Exercise details -
Below is a listing to transcribe in full and exactly; keep the pictures out.

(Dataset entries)
** Begin **

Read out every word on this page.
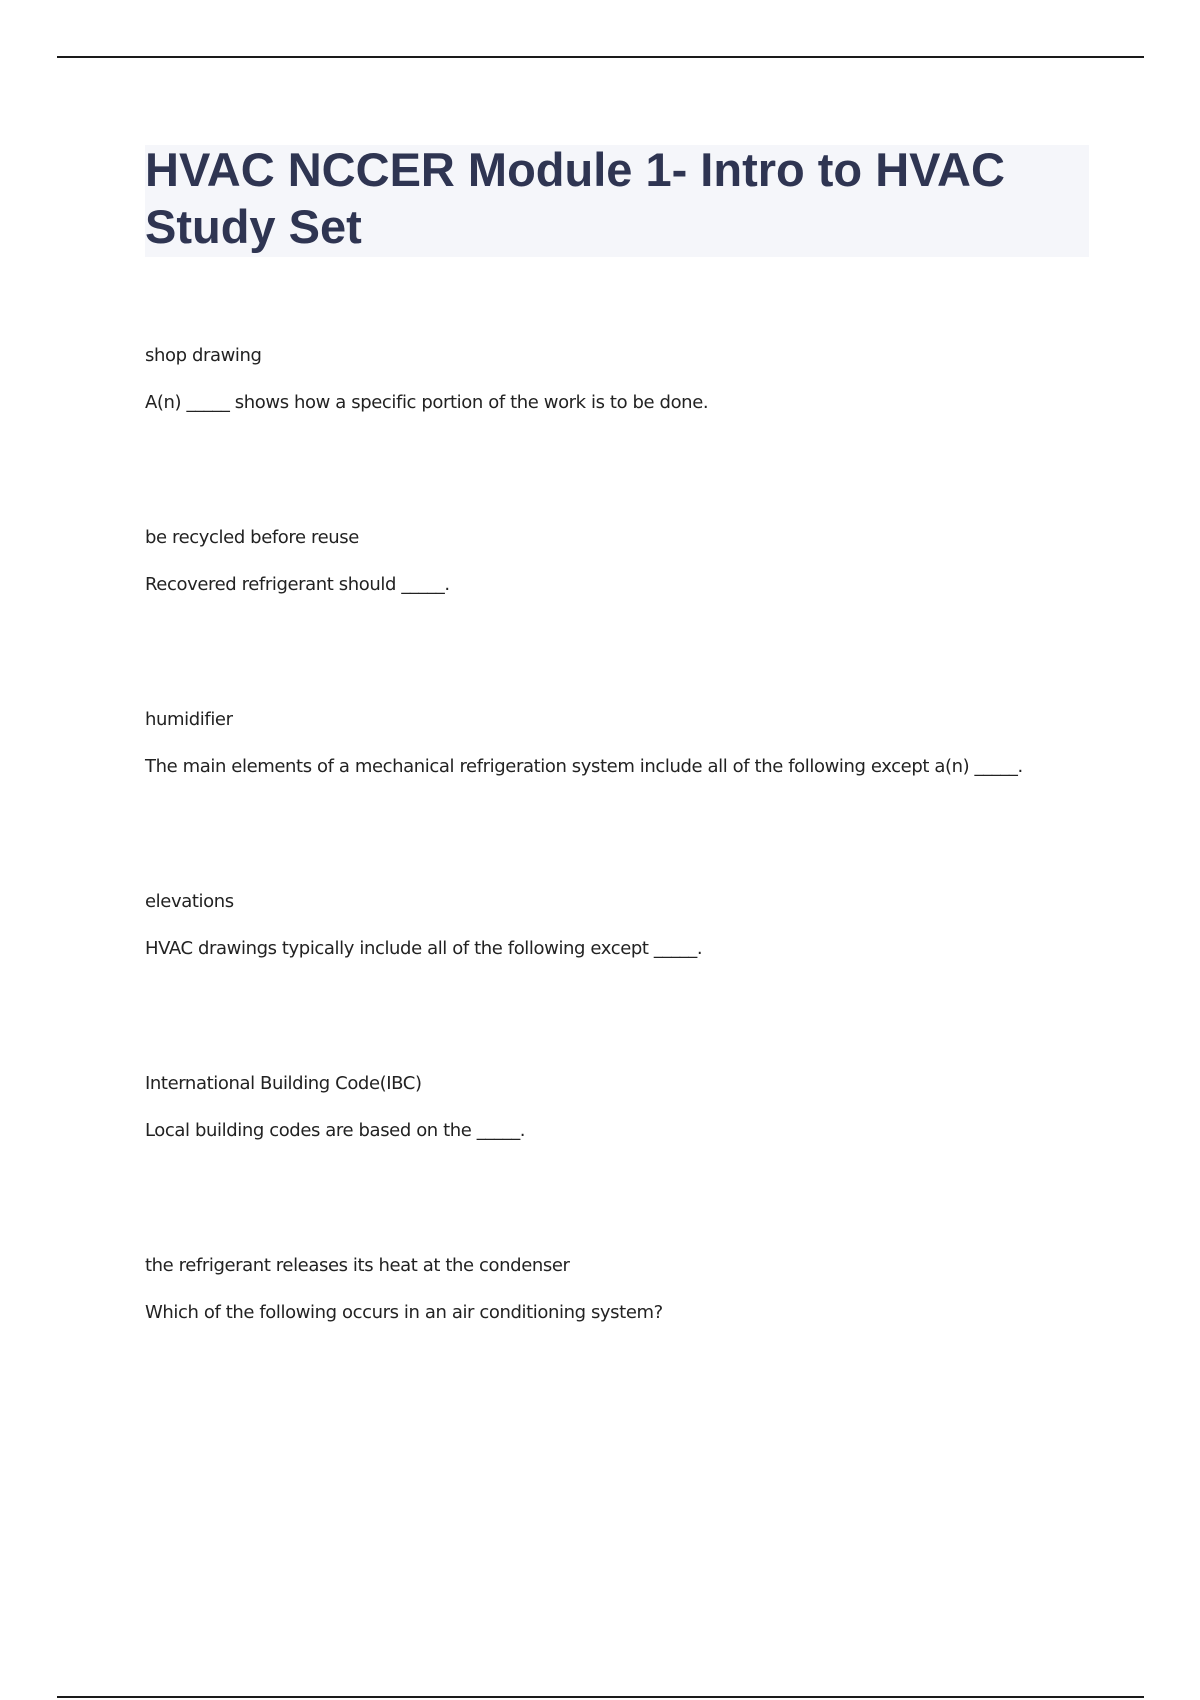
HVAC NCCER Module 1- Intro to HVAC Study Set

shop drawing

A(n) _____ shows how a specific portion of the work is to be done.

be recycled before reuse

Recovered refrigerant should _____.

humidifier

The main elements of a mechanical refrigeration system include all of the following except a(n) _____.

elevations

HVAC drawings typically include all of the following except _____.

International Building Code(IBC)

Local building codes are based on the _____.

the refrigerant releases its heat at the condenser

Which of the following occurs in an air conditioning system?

** End **

Exercise response -
Read out every word on this page.
HVAC NCCER Module 1- Intro to HVAC Study Set

shop drawing

A(n) _____ shows how a specific portion of the work is to be done.

be recycled before reuse

Recovered refrigerant should _____.

humidifier

The main elements of a mechanical refrigeration system include all of the following except a(n) _____.

elevations

HVAC drawings typically include all of the following except _____.

International Building Code(IBC)

Local building codes are based on the _____.

the refrigerant releases its heat at the condenser

Which of the following occurs in an air conditioning system?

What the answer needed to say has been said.